*RECORDS FOR THE TASK*
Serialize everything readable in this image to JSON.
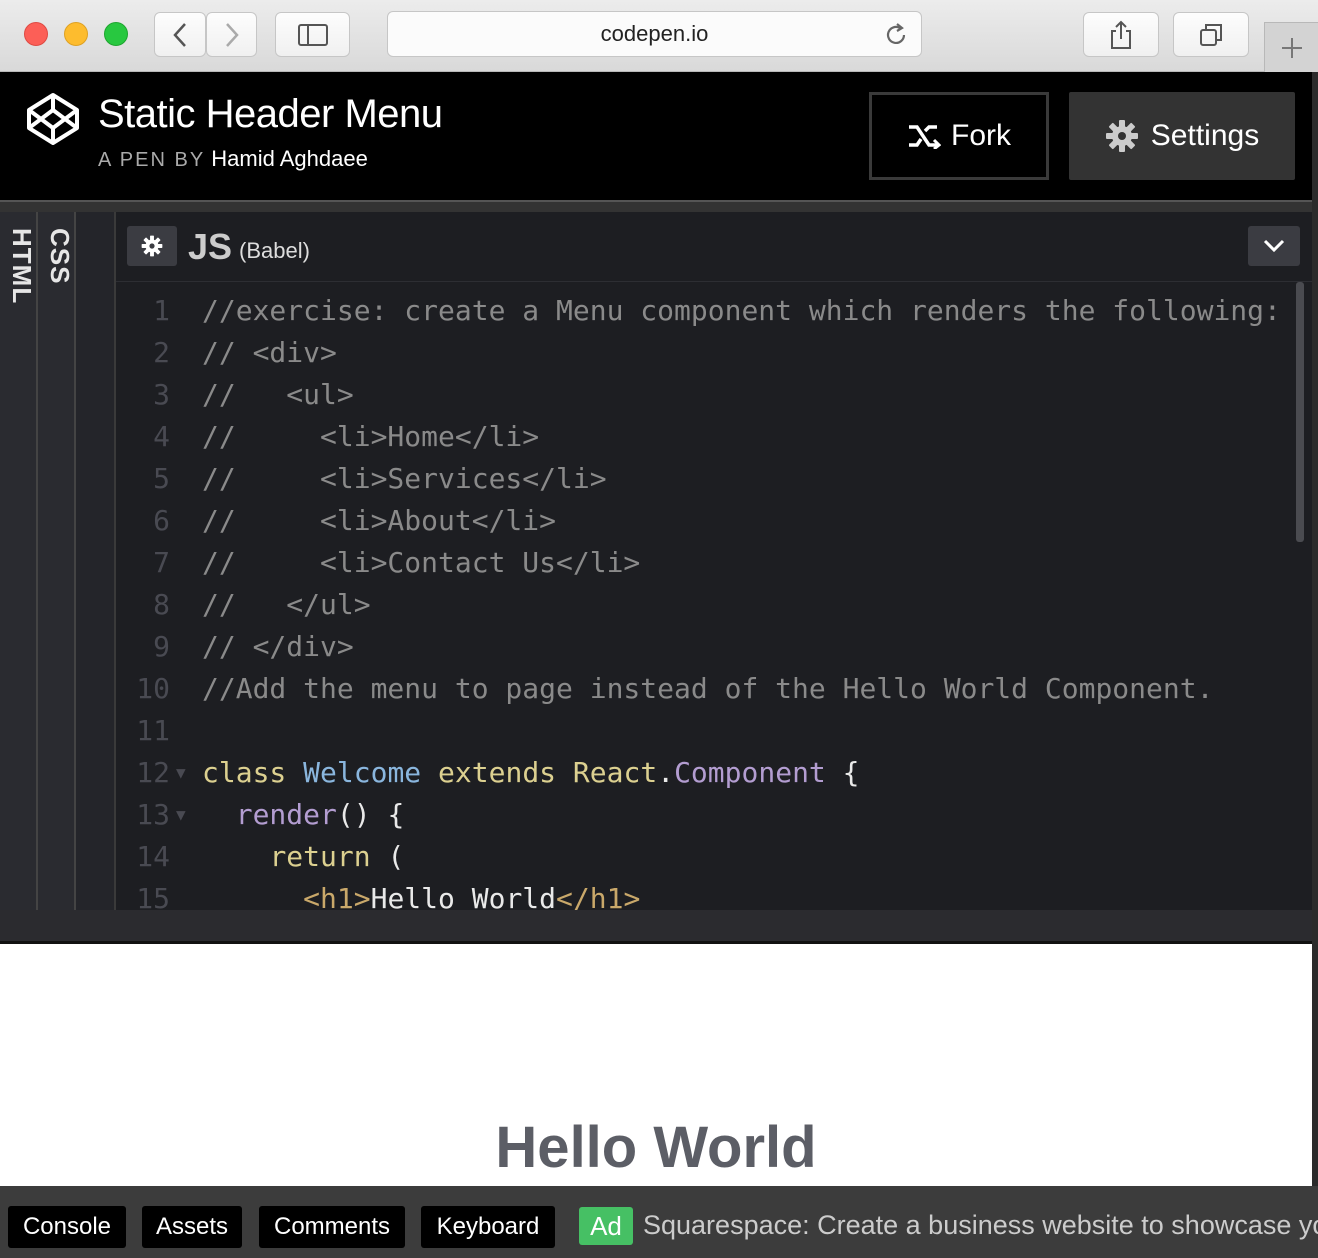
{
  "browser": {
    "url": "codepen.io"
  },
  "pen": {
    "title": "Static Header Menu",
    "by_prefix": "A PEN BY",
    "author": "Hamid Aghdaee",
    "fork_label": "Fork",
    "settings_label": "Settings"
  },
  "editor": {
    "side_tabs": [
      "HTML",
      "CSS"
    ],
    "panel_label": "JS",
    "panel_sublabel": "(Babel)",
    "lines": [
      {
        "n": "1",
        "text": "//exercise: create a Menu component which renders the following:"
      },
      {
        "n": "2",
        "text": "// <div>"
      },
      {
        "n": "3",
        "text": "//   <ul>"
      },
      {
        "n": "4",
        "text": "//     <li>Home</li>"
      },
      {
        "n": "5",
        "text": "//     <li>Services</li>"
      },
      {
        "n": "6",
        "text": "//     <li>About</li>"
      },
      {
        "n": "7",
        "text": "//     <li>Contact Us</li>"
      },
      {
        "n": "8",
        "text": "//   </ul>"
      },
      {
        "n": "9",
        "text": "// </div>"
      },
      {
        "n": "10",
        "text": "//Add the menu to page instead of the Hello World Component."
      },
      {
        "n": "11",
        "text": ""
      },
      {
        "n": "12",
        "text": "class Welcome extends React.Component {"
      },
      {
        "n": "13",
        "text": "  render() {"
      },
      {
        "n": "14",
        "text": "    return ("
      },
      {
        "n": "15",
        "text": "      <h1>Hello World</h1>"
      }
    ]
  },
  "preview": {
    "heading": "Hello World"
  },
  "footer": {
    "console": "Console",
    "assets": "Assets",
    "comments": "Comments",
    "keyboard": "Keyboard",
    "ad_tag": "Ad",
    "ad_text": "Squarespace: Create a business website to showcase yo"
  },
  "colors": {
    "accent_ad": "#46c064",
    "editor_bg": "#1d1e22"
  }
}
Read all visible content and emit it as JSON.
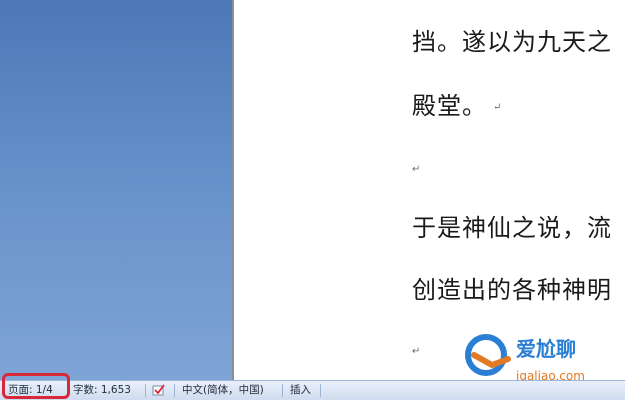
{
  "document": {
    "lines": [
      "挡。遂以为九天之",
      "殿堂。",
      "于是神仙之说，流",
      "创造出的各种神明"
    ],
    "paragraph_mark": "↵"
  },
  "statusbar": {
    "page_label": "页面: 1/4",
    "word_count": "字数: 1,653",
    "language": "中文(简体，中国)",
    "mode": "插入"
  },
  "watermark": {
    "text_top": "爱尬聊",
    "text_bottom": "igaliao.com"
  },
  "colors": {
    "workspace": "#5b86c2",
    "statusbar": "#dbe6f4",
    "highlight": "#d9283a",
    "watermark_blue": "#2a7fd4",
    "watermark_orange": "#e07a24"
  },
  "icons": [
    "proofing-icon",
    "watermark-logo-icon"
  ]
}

*DIRECTION*
Look for the line that contains "Read all visible content and emit it as JSON.", then please copy it and the rest of the lines through the end of the data, pictures excluded.

*OUTPUT OF THE EXERCISE*
Read all visible content and emit it as JSON.
{
  "document": {
    "lines": [
      "挡。遂以为九天之",
      "殿堂。",
      "于是神仙之说，流",
      "创造出的各种神明"
    ],
    "paragraph_mark": "↵"
  },
  "statusbar": {
    "page_label": "页面: 1/4",
    "word_count": "字数: 1,653",
    "language": "中文(简体，中国)",
    "mode": "插入"
  },
  "watermark": {
    "text_top": "爱尬聊",
    "text_bottom": "igaliao.com"
  },
  "colors": {
    "workspace": "#5b86c2",
    "statusbar": "#dbe6f4",
    "highlight": "#d9283a",
    "watermark_blue": "#2a7fd4",
    "watermark_orange": "#e07a24"
  },
  "icons": [
    "proofing-icon",
    "watermark-logo-icon"
  ]
}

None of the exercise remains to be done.